[Data records]

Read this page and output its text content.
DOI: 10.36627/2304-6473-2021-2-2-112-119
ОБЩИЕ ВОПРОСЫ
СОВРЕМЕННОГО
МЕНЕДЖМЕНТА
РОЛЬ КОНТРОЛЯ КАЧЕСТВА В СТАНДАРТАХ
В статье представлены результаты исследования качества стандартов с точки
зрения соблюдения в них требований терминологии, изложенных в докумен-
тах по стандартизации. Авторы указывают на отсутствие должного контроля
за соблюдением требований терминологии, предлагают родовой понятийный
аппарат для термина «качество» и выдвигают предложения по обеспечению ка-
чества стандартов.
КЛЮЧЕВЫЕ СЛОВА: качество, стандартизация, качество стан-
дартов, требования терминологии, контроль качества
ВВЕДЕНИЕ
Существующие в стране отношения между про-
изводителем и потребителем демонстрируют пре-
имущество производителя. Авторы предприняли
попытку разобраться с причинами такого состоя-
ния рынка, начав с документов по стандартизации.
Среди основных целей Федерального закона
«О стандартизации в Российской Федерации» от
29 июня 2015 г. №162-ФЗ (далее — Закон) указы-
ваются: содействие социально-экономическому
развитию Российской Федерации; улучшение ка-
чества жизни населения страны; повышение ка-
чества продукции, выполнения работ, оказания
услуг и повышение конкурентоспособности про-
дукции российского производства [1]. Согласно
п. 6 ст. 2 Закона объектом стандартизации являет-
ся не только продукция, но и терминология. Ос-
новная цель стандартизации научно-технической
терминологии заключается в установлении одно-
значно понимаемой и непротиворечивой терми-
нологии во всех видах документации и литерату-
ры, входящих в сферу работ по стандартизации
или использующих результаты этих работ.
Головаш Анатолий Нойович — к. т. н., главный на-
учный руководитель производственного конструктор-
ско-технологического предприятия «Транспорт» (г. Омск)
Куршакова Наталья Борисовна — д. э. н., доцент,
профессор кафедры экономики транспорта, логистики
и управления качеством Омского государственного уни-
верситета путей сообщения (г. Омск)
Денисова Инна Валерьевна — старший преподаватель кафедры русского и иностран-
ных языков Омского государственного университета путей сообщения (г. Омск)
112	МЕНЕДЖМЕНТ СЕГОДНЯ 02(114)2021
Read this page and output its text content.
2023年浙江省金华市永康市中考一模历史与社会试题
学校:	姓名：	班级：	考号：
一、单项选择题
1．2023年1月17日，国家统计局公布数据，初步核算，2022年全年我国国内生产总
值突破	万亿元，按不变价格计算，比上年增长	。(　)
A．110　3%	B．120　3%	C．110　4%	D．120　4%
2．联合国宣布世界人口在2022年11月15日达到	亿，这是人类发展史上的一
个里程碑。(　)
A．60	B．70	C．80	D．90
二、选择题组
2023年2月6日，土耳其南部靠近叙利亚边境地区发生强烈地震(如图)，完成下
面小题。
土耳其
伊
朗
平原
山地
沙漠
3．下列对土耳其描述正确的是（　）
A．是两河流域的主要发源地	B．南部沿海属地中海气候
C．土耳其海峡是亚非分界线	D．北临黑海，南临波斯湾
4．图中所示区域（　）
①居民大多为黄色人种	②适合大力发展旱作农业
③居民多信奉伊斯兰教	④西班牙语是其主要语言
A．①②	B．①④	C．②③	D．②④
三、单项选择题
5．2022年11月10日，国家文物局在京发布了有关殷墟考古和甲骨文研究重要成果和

[Exercise task]:
All of the data needs to be printed once more, exactly.

[Final answer]:
Read this page and output its text content.
DOI: 10.36627/2304-6473-2021-2-2-112-119
ОБЩИЕ ВОПРОСЫ
СОВРЕМЕННОГО
МЕНЕДЖМЕНТА
РОЛЬ КОНТРОЛЯ КАЧЕСТВА В СТАНДАРТАХ
В статье представлены результаты исследования качества стандартов с точки
зрения соблюдения в них требований терминологии, изложенных в докумен-
тах по стандартизации. Авторы указывают на отсутствие должного контроля
за соблюдением требований терминологии, предлагают родовой понятийный
аппарат для термина «качество» и выдвигают предложения по обеспечению ка-
чества стандартов.
КЛЮЧЕВЫЕ СЛОВА: качество, стандартизация, качество стан-
дартов, требования терминологии, контроль качества
ВВЕДЕНИЕ
Существующие в стране отношения между про-
изводителем и потребителем демонстрируют пре-
имущество производителя. Авторы предприняли
попытку разобраться с причинами такого состоя-
ния рынка, начав с документов по стандартизации.
Среди основных целей Федерального закона
«О стандартизации в Российской Федерации» от
29 июня 2015 г. №162-ФЗ (далее — Закон) указы-
ваются: содействие социально-экономическому
развитию Российской Федерации; улучшение ка-
чества жизни населения страны; повышение ка-
чества продукции, выполнения работ, оказания
услуг и повышение конкурентоспособности про-
дукции российского производства [1]. Согласно
п. 6 ст. 2 Закона объектом стандартизации являет-
ся не только продукция, но и терминология. Ос-
новная цель стандартизации научно-технической
терминологии заключается в установлении одно-
значно понимаемой и непротиворечивой терми-
нологии во всех видах документации и литерату-
ры, входящих в сферу работ по стандартизации
или использующих результаты этих работ.
Головаш Анатолий Нойович — к. т. н., главный на-
учный руководитель производственного конструктор-
ско-технологического предприятия «Транспорт» (г. Омск)
Куршакова Наталья Борисовна — д. э. н., доцент,
профессор кафедры экономики транспорта, логистики
и управления качеством Омского государственного уни-
верситета путей сообщения (г. Омск)
Денисова Инна Валерьевна — старший преподаватель кафедры русского и иностран-
ных языков Омского государственного университета путей сообщения (г. Омск)
112	МЕНЕДЖМЕНТ СЕГОДНЯ 02(114)2021
Read this page and output its text content.
2023年浙江省金华市永康市中考一模历史与社会试题
学校:	姓名：	班级：	考号：
一、单项选择题
1．2023年1月17日，国家统计局公布数据，初步核算，2022年全年我国国内生产总
值突破	万亿元，按不变价格计算，比上年增长	。(　)
A．110　3%	B．120　3%	C．110　4%	D．120　4%
2．联合国宣布世界人口在2022年11月15日达到	亿，这是人类发展史上的一
个里程碑。(　)
A．60	B．70	C．80	D．90
二、选择题组
2023年2月6日，土耳其南部靠近叙利亚边境地区发生强烈地震(如图)，完成下
面小题。
土耳其
伊
朗
平原
山地
沙漠
3．下列对土耳其描述正确的是（　）
A．是两河流域的主要发源地	B．南部沿海属地中海气候
C．土耳其海峡是亚非分界线	D．北临黑海，南临波斯湾
4．图中所示区域（　）
①居民大多为黄色人种	②适合大力发展旱作农业
③居民多信奉伊斯兰教	④西班牙语是其主要语言
A．①②	B．①④	C．②③	D．②④
三、单项选择题
5．2022年11月10日，国家文物局在京发布了有关殷墟考古和甲骨文研究重要成果和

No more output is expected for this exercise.